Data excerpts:
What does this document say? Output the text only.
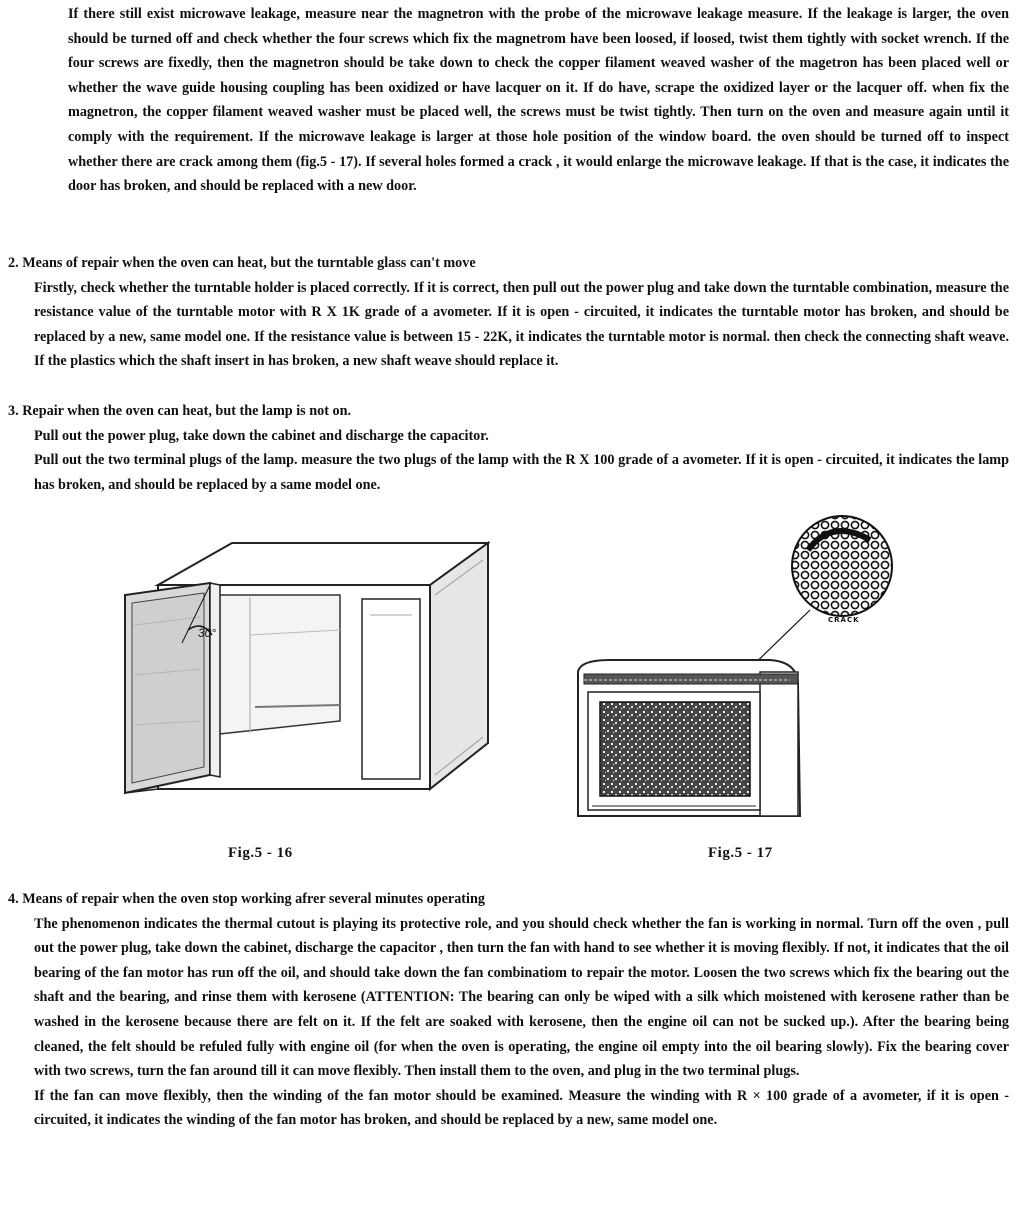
If there still exist microwave leakage, measure near the magnetron with the probe of the microwave leakage measure. If the leakage is larger, the oven should be turned off and check whether the four screws which fix the magnetrom have been loosed, if loosed, twist them tightly with socket wrench. If the four screws are fixedly, then the magnetron should be take down to check the copper filament weaved washer of the magetron has been placed well or whether the wave guide housing coupling has been oxidized or have lacquer on it. If do have, scrape the oxidized layer or the lacquer off. when fix the magnetron, the copper filament weaved washer must be placed well, the screws must be twist tightly. Then turn on the oven and measure again until it comply with the requirement. If the microwave leakage is larger at those hole position of the window board. the oven should be turned off to inspect whether there are crack among them (fig.5 - 17). If several holes formed a crack , it would enlarge the microwave leakage. If that is the case, it indicates the door has broken, and should be replaced with a new door.

2. Means of repair when the oven can heat, but the turntable glass can't move

Firstly, check whether the turntable holder is placed correctly. If it is correct, then pull out the power plug and take down the turntable combination, measure the resistance value of the turntable motor with R X 1K grade of a avometer. If it is open - circuited, it indicates the turntable motor has broken, and should be replaced by a new, same model one. If the resistance value is between 15 - 22K, it indicates the turntable motor is normal. then check the connecting shaft weave. If the plastics which the shaft insert in has broken, a new shaft weave should replace it.

3. Repair when the oven can heat, but the lamp is not on.

Pull out the power plug, take down the cabinet and discharge the capacitor.

Pull out the two terminal plugs of the lamp. measure the two plugs of the lamp with the R X 100 grade of a avometer. If it is open - circuited, it indicates the lamp has broken, and should be replaced by a same model one.

30°
CRACK
Fig.5 - 16	Fig.5 - 17

4. Means of repair when the oven stop working afrer several minutes operating

The phenomenon indicates the thermal cutout is playing its protective role, and you should check whether the fan is working in normal. Turn off the oven , pull out the power plug, take down the cabinet, discharge the capacitor , then turn the fan with hand to see whether it is moving flexibly. If not, it indicates that the oil bearing of the fan motor has run off the oil, and should take down the fan combinatiom to repair the motor. Loosen the two screws which fix the bearing out the shaft and the bearing, and rinse them with kerosene (ATTENTION: The bearing can only be wiped with a silk which moistened with kerosene rather than be washed in the kerosene because there are felt on it. If the felt are soaked with kerosene, then the engine oil can not be sucked up.). After the bearing being cleaned, the felt should be refuled fully with engine oil (for when the oven is operating, the engine oil empty into the oil bearing slowly). Fix the bearing cover with two screws, turn the fan around till it can move flexibly. Then install them to the oven, and plug in the two terminal plugs.

If the fan can move flexibly, then the winding of the fan motor should be examined. Measure the winding with R × 100 grade of a avometer, if it is open - circuited, it indicates the winding of the fan motor has broken, and should be replaced by a new, same model one.
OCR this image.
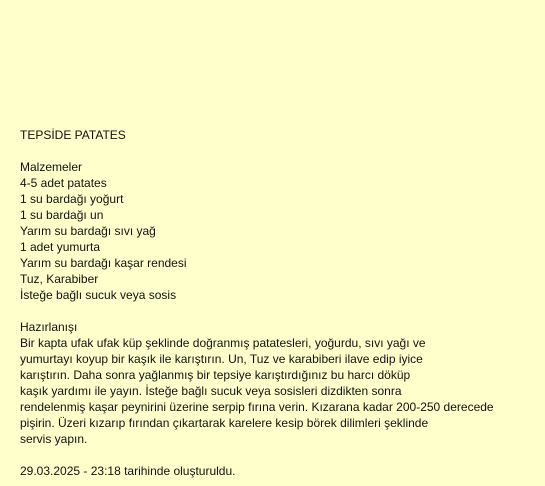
TEPSİDE PATATES
Malzemeler
4-5 adet patates
1 su bardağı yoğurt
1 su bardağı un
Yarım su bardağı sıvı yağ
1 adet yumurta
Yarım su bardağı kaşar rendesi
Tuz, Karabiber
İsteğe bağlı sucuk veya sosis
Hazırlanışı
Bir kapta ufak ufak küp şeklinde doğranmış patatesleri, yoğurdu, sıvı yağı ve
yumurtayı koyup bir kaşık ile karıştırın. Un, Tuz ve karabiberi ilave edip iyice
karıştırın. Daha sonra yağlanmış bir tepsiye karıştırdığınız bu harcı döküp
kaşık yardımı ile yayın. İsteğe bağlı sucuk veya sosisleri dizdikten sonra
rendelenmiş kaşar peynirini üzerine serpip fırına verin. Kızarana kadar 200-250 derecede
pişirin. Üzeri kızarıp fırından çıkartarak karelere kesip börek dilimleri şeklinde
servis yapın.
29.03.2025 - 23:18 tarihinde oluşturuldu.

Directions for this task. Can you retype every record above exactly, leaving out the pictures?

Result of the exercise.
What does this document say? Output the text only.
If there still exist microwave leakage, measure near the magnetron with the probe of the microwave leakage measure. If the leakage is larger, the oven should be turned off and check whether the four screws which fix the magnetrom have been loosed, if loosed, twist them tightly with socket wrench. If the four screws are fixedly, then the magnetron should be take down to check the copper filament weaved washer of the magetron has been placed well or whether the wave guide housing coupling has been oxidized or have lacquer on it. If do have, scrape the oxidized layer or the lacquer off. when fix the magnetron, the copper filament weaved washer must be placed well, the screws must be twist tightly. Then turn on the oven and measure again until it comply with the requirement. If the microwave leakage is larger at those hole position of the window board. the oven should be turned off to inspect whether there are crack among them (fig.5 - 17). If several holes formed a crack , it would enlarge the microwave leakage. If that is the case, it indicates the door has broken, and should be replaced with a new door.

2. Means of repair when the oven can heat, but the turntable glass can't move

Firstly, check whether the turntable holder is placed correctly. If it is correct, then pull out the power plug and take down the turntable combination, measure the resistance value of the turntable motor with R X 1K grade of a avometer. If it is open - circuited, it indicates the turntable motor has broken, and should be replaced by a new, same model one. If the resistance value is between 15 - 22K, it indicates the turntable motor is normal. then check the connecting shaft weave. If the plastics which the shaft insert in has broken, a new shaft weave should replace it.

3. Repair when the oven can heat, but the lamp is not on.

Pull out the power plug, take down the cabinet and discharge the capacitor.

Pull out the two terminal plugs of the lamp. measure the two plugs of the lamp with the R X 100 grade of a avometer. If it is open - circuited, it indicates the lamp has broken, and should be replaced by a same model one.

30°
CRACK
Fig.5 - 16	Fig.5 - 17

4. Means of repair when the oven stop working afrer several minutes operating

The phenomenon indicates the thermal cutout is playing its protective role, and you should check whether the fan is working in normal. Turn off the oven , pull out the power plug, take down the cabinet, discharge the capacitor , then turn the fan with hand to see whether it is moving flexibly. If not, it indicates that the oil bearing of the fan motor has run off the oil, and should take down the fan combinatiom to repair the motor. Loosen the two screws which fix the bearing out the shaft and the bearing, and rinse them with kerosene (ATTENTION: The bearing can only be wiped with a silk which moistened with kerosene rather than be washed in the kerosene because there are felt on it. If the felt are soaked with kerosene, then the engine oil can not be sucked up.). After the bearing being cleaned, the felt should be refuled fully with engine oil (for when the oven is operating, the engine oil empty into the oil bearing slowly). Fix the bearing cover with two screws, turn the fan around till it can move flexibly. Then install them to the oven, and plug in the two terminal plugs.

If the fan can move flexibly, then the winding of the fan motor should be examined. Measure the winding with R × 100 grade of a avometer, if it is open - circuited, it indicates the winding of the fan motor has broken, and should be replaced by a new, same model one.
OCR this image.
TEPSİDE PATATES
Malzemeler
4-5 adet patates
1 su bardağı yoğurt
1 su bardağı un
Yarım su bardağı sıvı yağ
1 adet yumurta
Yarım su bardağı kaşar rendesi
Tuz, Karabiber
İsteğe bağlı sucuk veya sosis
Hazırlanışı
Bir kapta ufak ufak küp şeklinde doğranmış patatesleri, yoğurdu, sıvı yağı ve
yumurtayı koyup bir kaşık ile karıştırın. Un, Tuz ve karabiberi ilave edip iyice
karıştırın. Daha sonra yağlanmış bir tepsiye karıştırdığınız bu harcı döküp
kaşık yardımı ile yayın. İsteğe bağlı sucuk veya sosisleri dizdikten sonra
rendelenmiş kaşar peynirini üzerine serpip fırına verin. Kızarana kadar 200-250 derecede
pişirin. Üzeri kızarıp fırından çıkartarak karelere kesip börek dilimleri şeklinde
servis yapın.
29.03.2025 - 23:18 tarihinde oluşturuldu.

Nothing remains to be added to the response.